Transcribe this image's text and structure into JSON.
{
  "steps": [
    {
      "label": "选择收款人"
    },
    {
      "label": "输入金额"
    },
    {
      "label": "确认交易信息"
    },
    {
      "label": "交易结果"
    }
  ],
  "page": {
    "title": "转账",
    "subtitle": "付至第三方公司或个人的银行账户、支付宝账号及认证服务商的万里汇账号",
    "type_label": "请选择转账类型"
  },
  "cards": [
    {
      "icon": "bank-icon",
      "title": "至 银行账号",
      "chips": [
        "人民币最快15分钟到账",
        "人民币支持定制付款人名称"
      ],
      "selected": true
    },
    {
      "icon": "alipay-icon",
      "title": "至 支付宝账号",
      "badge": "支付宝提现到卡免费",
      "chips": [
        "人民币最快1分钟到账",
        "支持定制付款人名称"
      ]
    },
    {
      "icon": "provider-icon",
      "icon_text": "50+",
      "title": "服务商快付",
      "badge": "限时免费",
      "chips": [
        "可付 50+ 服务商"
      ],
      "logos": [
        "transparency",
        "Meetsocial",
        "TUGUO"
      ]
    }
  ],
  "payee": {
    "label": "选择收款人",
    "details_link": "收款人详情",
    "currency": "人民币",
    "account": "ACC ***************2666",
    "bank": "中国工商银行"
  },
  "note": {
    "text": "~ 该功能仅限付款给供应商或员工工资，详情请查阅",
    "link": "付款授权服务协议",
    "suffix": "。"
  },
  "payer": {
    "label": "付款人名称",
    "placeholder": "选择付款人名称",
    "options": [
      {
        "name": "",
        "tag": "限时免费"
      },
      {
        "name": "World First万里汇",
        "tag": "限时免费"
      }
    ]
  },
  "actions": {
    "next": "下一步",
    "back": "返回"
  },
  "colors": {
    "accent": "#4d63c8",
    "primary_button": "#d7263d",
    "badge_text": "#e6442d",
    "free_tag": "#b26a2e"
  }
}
-----
The listing above should be transcribed in full, exactly as written.

Transcribe this image's text and structure into JSON.
{
  "steps": [
    {
      "label": "选择收款人"
    },
    {
      "label": "输入金额"
    },
    {
      "label": "确认交易信息"
    },
    {
      "label": "交易结果"
    }
  ],
  "page": {
    "title": "转账",
    "subtitle": "付至第三方公司或个人的银行账户、支付宝账号及认证服务商的万里汇账号",
    "type_label": "请选择转账类型"
  },
  "cards": [
    {
      "icon": "bank-icon",
      "title": "至 银行账号",
      "chips": [
        "人民币最快15分钟到账",
        "人民币支持定制付款人名称"
      ],
      "selected": true
    },
    {
      "icon": "alipay-icon",
      "title": "至 支付宝账号",
      "badge": "支付宝提现到卡免费",
      "chips": [
        "人民币最快1分钟到账",
        "支持定制付款人名称"
      ]
    },
    {
      "icon": "provider-icon",
      "icon_text": "50+",
      "title": "服务商快付",
      "badge": "限时免费",
      "chips": [
        "可付 50+ 服务商"
      ],
      "logos": [
        "transparency",
        "Meetsocial",
        "TUGUO"
      ]
    }
  ],
  "payee": {
    "label": "选择收款人",
    "details_link": "收款人详情",
    "currency": "人民币",
    "account": "ACC ***************2666",
    "bank": "中国工商银行"
  },
  "note": {
    "text": "~ 该功能仅限付款给供应商或员工工资，详情请查阅",
    "link": "付款授权服务协议",
    "suffix": "。"
  },
  "payer": {
    "label": "付款人名称",
    "placeholder": "选择付款人名称",
    "options": [
      {
        "name": "",
        "tag": "限时免费"
      },
      {
        "name": "World First万里汇",
        "tag": "限时免费"
      }
    ]
  },
  "actions": {
    "next": "下一步",
    "back": "返回"
  },
  "colors": {
    "accent": "#4d63c8",
    "primary_button": "#d7263d",
    "badge_text": "#e6442d",
    "free_tag": "#b26a2e"
  }
}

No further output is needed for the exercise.